Data:
[Begin]
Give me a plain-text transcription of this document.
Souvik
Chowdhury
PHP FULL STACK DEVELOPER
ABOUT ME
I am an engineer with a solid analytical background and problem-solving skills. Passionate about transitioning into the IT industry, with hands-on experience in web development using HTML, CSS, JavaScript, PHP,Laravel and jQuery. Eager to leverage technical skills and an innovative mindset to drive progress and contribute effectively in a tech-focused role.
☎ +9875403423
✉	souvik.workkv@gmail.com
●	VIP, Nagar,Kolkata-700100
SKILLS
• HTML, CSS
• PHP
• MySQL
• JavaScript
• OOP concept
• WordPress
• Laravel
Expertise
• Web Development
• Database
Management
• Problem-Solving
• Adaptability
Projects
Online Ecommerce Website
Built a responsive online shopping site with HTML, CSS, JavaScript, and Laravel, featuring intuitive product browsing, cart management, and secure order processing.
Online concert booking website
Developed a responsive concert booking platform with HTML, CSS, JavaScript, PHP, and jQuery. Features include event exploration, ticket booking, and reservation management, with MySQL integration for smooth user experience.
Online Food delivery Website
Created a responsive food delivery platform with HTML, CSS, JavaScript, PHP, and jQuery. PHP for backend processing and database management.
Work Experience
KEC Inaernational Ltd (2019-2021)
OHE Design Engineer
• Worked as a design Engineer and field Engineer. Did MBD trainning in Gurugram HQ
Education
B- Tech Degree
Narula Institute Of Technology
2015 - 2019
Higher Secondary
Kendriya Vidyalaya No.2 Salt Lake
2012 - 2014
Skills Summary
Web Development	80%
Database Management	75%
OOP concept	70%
[End]
[Begin]
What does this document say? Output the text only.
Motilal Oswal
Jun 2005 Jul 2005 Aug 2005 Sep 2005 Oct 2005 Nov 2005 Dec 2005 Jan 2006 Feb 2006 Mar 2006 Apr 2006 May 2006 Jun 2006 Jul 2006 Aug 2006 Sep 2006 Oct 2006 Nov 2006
[End]
Show each line in the entries that holds the string "this".

Give me a plain-text transcription of this document.
What does this document say? Output the text only.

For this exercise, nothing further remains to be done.